**Dataset items:**
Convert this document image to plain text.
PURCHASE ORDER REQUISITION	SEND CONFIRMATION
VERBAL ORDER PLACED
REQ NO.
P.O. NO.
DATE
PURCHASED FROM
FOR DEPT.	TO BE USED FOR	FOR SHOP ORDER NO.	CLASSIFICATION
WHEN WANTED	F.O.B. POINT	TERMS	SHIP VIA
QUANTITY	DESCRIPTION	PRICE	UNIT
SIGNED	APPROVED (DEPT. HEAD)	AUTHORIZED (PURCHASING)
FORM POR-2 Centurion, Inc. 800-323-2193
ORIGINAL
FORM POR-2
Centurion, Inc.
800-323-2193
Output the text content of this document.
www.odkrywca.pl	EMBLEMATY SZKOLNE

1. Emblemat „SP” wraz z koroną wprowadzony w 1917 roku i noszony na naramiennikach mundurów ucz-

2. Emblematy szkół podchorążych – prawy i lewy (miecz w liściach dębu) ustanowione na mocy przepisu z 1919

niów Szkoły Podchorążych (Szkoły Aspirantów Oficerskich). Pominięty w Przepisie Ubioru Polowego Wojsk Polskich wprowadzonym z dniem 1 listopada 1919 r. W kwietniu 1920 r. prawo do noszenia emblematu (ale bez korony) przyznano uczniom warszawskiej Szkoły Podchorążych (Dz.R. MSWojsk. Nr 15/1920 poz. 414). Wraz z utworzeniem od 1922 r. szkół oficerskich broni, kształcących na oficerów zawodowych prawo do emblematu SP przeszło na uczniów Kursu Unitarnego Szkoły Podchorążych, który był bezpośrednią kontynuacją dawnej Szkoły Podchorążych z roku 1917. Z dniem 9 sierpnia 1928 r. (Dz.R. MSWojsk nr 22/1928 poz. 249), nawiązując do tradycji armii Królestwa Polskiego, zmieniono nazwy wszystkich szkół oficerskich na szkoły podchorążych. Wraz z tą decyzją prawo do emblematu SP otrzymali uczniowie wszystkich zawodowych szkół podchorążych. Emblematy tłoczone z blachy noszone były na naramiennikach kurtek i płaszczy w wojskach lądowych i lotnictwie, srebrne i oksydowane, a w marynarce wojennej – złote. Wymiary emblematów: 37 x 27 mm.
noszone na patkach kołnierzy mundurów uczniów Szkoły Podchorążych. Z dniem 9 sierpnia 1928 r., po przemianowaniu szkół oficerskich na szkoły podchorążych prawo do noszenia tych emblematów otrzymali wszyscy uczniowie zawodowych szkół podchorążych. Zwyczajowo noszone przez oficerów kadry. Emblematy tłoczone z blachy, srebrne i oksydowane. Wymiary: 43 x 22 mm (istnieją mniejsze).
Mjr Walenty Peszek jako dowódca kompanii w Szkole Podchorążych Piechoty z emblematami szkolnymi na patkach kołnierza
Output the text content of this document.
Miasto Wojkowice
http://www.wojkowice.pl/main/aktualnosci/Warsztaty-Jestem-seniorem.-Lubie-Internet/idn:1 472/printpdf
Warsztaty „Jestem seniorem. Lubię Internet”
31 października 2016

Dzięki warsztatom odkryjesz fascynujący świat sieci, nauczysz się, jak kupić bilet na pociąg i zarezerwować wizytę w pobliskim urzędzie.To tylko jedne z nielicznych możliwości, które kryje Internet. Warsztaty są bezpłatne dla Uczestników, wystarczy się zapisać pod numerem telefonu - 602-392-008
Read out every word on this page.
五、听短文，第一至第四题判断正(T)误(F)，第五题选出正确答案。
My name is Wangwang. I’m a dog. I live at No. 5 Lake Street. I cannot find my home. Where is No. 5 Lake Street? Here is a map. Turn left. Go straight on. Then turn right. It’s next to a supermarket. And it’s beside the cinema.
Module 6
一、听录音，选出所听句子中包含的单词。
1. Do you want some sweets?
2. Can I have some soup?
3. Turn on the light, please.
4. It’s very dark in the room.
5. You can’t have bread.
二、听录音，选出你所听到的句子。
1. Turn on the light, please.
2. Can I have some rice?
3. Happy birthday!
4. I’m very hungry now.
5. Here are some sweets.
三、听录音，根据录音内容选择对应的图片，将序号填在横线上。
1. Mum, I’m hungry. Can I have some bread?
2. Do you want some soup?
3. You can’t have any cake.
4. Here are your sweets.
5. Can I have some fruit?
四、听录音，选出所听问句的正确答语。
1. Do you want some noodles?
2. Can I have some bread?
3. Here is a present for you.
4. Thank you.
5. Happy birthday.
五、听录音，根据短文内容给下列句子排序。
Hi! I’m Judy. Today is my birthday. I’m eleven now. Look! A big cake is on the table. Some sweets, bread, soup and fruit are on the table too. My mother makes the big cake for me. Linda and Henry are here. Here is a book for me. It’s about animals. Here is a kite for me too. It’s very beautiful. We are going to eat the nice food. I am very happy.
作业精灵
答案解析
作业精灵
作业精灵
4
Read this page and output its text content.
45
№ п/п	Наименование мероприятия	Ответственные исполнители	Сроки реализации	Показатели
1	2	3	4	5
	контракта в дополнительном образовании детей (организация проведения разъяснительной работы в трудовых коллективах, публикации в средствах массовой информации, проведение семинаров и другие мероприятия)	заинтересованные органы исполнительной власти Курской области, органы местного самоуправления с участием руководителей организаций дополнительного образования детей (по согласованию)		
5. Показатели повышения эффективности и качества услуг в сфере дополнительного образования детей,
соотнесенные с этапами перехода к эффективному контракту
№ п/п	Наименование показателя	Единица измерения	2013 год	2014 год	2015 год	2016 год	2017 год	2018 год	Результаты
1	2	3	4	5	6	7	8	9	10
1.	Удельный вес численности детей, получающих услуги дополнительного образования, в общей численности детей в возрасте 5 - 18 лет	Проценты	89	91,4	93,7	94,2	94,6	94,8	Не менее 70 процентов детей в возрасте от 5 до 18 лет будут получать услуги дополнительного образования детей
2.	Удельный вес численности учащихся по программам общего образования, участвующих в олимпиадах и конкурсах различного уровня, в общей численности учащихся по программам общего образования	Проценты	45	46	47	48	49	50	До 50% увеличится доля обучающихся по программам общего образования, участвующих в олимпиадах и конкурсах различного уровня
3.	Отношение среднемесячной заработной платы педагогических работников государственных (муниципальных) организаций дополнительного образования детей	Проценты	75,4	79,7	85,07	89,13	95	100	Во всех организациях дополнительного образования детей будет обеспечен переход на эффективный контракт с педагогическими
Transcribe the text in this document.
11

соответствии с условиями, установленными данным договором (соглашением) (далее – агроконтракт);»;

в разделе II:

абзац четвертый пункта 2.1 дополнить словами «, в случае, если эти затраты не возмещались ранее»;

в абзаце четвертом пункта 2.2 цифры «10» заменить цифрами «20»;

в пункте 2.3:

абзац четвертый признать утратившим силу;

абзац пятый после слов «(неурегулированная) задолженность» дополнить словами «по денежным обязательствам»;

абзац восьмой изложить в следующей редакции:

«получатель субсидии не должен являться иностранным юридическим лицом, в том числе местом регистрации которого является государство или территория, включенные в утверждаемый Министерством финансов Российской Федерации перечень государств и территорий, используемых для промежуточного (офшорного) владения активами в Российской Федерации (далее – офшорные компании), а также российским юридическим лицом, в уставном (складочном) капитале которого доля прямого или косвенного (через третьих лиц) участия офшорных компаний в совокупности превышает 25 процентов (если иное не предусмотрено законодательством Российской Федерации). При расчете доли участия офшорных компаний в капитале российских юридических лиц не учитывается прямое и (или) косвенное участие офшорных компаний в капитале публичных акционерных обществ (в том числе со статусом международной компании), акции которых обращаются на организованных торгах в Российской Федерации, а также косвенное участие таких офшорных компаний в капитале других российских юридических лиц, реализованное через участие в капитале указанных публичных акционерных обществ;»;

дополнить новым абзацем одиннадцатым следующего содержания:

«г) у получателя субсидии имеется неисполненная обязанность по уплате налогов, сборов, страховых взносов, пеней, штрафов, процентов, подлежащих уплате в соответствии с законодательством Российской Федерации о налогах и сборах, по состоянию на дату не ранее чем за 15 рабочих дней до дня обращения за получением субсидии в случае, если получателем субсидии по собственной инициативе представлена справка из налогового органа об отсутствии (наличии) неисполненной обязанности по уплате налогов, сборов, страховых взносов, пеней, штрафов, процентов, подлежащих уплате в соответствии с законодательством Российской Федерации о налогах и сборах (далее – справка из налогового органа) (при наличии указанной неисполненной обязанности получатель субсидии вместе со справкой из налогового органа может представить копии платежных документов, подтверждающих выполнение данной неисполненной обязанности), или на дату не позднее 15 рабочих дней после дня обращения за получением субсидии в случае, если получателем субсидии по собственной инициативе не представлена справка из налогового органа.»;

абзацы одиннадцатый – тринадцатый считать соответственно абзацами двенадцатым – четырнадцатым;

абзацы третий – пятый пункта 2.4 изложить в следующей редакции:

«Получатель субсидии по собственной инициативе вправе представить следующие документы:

**Directive:** Copy every line from the entries that contains the word "sweets".

**Output of the task:**
1. Do you want some sweets?
5. Here are some sweets.
4. Here are your sweets.
Hi! I’m Judy. Today is my birthday. I’m eleven now. Look! A big cake is on the table. Some sweets, bread, soup and fruit are on the table too. My mother makes the big cake for me. Linda and Henry are here. Here is a book for me. It’s about animals. Here is a kite for me too. It’s very beautiful. We are going to eat the nice food. I am very happy.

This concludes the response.